-- Given records start --

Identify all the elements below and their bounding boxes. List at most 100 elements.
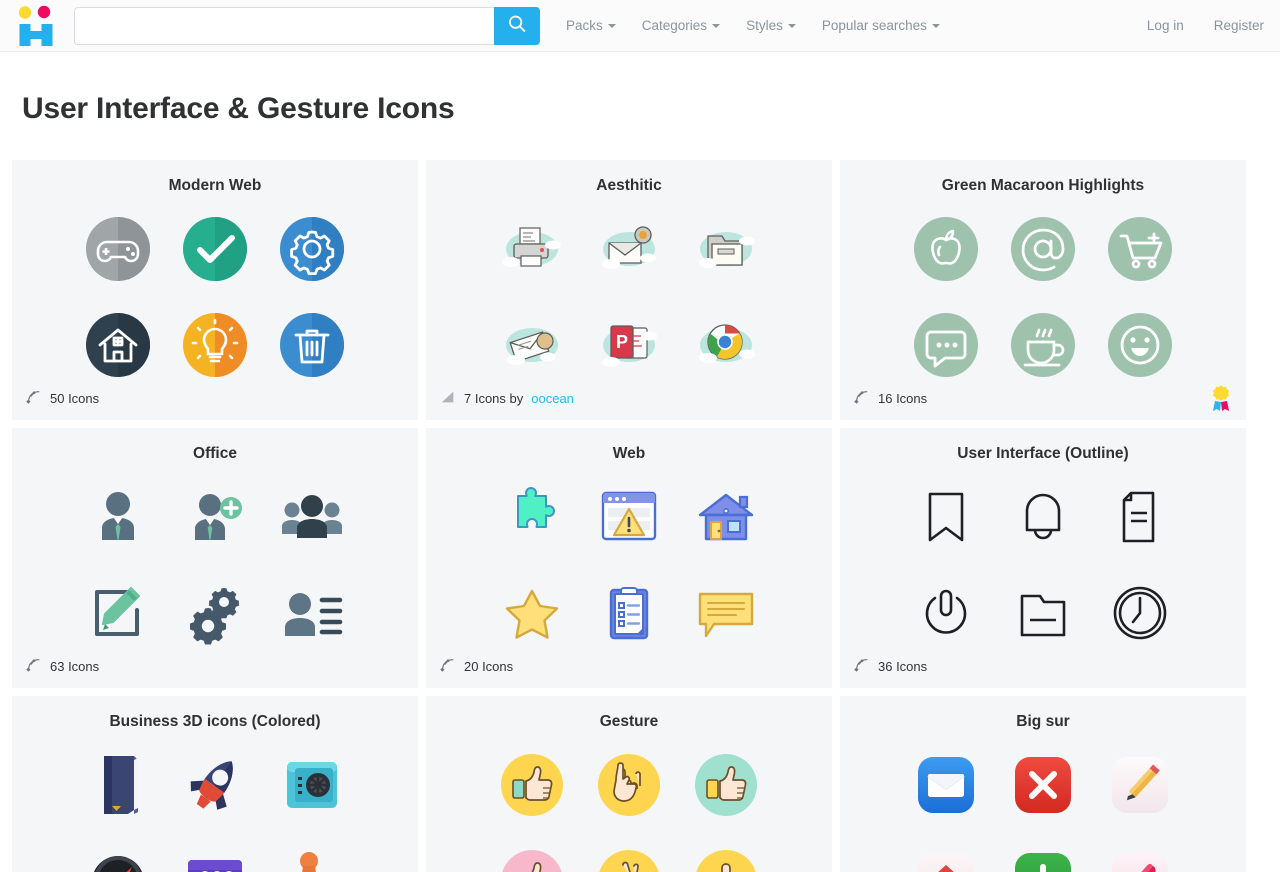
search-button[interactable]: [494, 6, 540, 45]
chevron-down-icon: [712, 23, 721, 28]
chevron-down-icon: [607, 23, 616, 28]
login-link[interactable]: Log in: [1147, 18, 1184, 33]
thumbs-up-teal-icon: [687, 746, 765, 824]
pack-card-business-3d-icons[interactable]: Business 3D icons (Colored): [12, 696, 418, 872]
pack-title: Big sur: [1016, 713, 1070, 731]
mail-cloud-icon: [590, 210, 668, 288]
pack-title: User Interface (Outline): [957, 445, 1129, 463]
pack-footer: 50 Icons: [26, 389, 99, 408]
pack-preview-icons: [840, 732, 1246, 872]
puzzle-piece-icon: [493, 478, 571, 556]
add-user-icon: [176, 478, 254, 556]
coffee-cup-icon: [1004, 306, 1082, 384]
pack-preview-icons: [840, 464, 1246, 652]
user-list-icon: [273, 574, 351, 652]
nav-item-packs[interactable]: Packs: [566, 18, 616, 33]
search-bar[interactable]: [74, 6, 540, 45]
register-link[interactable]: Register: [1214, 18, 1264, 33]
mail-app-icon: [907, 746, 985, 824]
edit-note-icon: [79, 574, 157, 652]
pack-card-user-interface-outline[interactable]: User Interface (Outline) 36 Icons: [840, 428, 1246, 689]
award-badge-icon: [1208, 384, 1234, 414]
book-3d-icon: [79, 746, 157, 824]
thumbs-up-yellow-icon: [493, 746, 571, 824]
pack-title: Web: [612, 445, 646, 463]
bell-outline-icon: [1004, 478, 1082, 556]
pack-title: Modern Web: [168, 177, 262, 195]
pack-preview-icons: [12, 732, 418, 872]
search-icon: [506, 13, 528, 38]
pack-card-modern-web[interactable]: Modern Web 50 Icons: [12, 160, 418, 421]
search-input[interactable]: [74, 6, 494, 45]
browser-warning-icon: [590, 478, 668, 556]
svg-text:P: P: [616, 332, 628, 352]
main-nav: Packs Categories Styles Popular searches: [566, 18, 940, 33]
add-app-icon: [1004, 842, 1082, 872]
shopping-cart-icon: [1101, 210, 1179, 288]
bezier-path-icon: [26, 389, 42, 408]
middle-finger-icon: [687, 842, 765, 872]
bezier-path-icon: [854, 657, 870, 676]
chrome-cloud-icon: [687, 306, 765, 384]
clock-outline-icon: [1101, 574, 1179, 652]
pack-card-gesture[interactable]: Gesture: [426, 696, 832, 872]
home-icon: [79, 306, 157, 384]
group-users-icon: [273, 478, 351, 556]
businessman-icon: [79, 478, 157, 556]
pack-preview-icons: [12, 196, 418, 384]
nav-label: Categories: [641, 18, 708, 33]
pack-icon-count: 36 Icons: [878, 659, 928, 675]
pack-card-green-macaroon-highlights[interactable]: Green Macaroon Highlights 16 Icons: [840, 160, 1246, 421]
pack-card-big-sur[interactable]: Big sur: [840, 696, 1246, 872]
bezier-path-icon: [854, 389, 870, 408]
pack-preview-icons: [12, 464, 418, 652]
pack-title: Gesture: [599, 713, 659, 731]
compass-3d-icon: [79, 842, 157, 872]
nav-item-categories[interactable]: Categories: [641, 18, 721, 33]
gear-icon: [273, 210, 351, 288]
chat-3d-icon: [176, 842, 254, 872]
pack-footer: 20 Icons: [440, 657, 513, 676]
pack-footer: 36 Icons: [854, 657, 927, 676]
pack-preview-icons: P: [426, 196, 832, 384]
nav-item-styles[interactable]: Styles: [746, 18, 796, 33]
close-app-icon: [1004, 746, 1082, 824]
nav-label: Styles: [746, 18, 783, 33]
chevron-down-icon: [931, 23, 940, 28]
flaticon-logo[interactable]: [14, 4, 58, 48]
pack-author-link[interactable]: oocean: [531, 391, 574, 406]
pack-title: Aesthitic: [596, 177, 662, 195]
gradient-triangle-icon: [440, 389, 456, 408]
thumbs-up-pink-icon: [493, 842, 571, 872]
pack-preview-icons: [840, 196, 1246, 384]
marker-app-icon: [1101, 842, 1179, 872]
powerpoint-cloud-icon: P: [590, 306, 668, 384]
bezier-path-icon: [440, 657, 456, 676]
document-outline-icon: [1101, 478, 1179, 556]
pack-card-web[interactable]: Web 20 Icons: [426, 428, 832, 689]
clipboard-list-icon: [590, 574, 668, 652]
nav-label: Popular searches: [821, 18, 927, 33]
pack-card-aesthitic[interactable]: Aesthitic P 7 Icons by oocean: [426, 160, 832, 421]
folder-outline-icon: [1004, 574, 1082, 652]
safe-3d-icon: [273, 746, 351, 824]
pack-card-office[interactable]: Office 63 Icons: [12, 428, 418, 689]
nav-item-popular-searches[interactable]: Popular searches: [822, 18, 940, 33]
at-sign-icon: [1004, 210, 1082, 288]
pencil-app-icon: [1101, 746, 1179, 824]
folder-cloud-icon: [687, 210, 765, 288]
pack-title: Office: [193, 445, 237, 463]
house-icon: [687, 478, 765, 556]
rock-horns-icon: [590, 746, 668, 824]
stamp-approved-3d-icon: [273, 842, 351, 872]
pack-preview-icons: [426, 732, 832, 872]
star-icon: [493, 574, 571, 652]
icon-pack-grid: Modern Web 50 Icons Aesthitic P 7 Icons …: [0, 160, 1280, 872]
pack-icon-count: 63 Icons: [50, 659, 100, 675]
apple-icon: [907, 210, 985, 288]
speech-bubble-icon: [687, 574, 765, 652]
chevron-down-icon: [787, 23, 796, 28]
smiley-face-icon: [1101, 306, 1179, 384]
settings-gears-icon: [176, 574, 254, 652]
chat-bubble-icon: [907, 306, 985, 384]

-- Given records end --
-- Given records start --

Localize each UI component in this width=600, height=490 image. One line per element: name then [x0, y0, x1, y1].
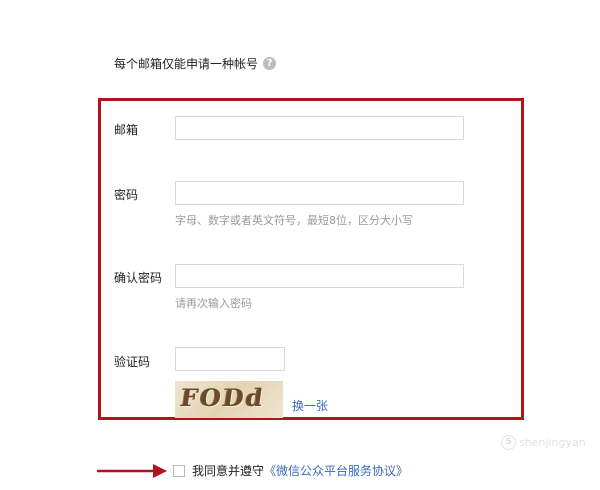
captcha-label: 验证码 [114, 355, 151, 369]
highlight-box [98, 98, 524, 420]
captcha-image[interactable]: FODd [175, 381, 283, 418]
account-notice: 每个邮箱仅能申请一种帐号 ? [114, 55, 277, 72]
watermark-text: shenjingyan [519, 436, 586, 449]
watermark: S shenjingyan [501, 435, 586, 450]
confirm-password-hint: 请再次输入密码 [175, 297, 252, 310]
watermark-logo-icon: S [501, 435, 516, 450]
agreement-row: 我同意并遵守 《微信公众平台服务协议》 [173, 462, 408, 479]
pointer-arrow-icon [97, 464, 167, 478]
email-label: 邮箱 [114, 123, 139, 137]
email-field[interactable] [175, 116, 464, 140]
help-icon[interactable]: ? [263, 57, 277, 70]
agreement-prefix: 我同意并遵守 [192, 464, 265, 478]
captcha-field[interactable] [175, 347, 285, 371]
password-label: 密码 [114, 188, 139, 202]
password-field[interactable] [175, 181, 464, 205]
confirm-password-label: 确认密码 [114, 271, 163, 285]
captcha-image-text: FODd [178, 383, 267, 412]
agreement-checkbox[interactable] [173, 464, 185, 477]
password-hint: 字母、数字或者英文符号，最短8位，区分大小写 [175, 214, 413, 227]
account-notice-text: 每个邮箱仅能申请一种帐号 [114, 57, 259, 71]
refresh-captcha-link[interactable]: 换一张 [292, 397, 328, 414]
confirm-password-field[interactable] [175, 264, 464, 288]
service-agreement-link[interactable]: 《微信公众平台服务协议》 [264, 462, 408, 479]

-- Given records end --

▶ _Task_: Rewrite the lines from the one containing "search-button[interactable]: [494, 6, 540, 45]" through the one containing "chrome-cloud-icon: [687, 306, 765, 384]", changing "chevron-down-icon" to "caret-down-icon" and leaving everything else unchanged.

▶ _Task solution_:
search-button[interactable]: [494, 6, 540, 45]
caret-down-icon: [712, 23, 721, 28]
caret-down-icon: [607, 23, 616, 28]
login-link[interactable]: Log in: [1147, 18, 1184, 33]
thumbs-up-teal-icon: [687, 746, 765, 824]
pack-card-business-3d-icons[interactable]: Business 3D icons (Colored): [12, 696, 418, 872]
pack-title: Big sur: [1016, 713, 1070, 731]
mail-cloud-icon: [590, 210, 668, 288]
pack-title: User Interface (Outline): [957, 445, 1129, 463]
pack-footer: 50 Icons: [26, 389, 99, 408]
pack-preview-icons: [840, 732, 1246, 872]
puzzle-piece-icon: [493, 478, 571, 556]
add-user-icon: [176, 478, 254, 556]
coffee-cup-icon: [1004, 306, 1082, 384]
pack-preview-icons: [840, 464, 1246, 652]
user-list-icon: [273, 574, 351, 652]
nav-item-packs[interactable]: Packs: [566, 18, 616, 33]
search-bar[interactable]: [74, 6, 540, 45]
register-link[interactable]: Register: [1214, 18, 1264, 33]
mail-app-icon: [907, 746, 985, 824]
edit-note-icon: [79, 574, 157, 652]
pack-card-user-interface-outline[interactable]: User Interface (Outline) 36 Icons: [840, 428, 1246, 689]
award-badge-icon: [1208, 384, 1234, 414]
book-3d-icon: [79, 746, 157, 824]
thumbs-up-yellow-icon: [493, 746, 571, 824]
pack-title: Web: [612, 445, 646, 463]
bell-outline-icon: [1004, 478, 1082, 556]
pack-title: Modern Web: [168, 177, 262, 195]
pack-preview-icons: [12, 732, 418, 872]
search-icon: [506, 13, 528, 38]
pack-card-modern-web[interactable]: Modern Web 50 Icons: [12, 160, 418, 421]
search-input[interactable]: [74, 6, 494, 45]
browser-warning-icon: [590, 478, 668, 556]
svg-text:P: P: [616, 332, 628, 352]
main-nav: Packs Categories Styles Popular searches: [566, 18, 940, 33]
add-app-icon: [1004, 842, 1082, 872]
shopping-cart-icon: [1101, 210, 1179, 288]
bezier-path-icon: [26, 389, 42, 408]
middle-finger-icon: [687, 842, 765, 872]
bezier-path-icon: [854, 657, 870, 676]
chrome-cloud-icon: [687, 306, 765, 384]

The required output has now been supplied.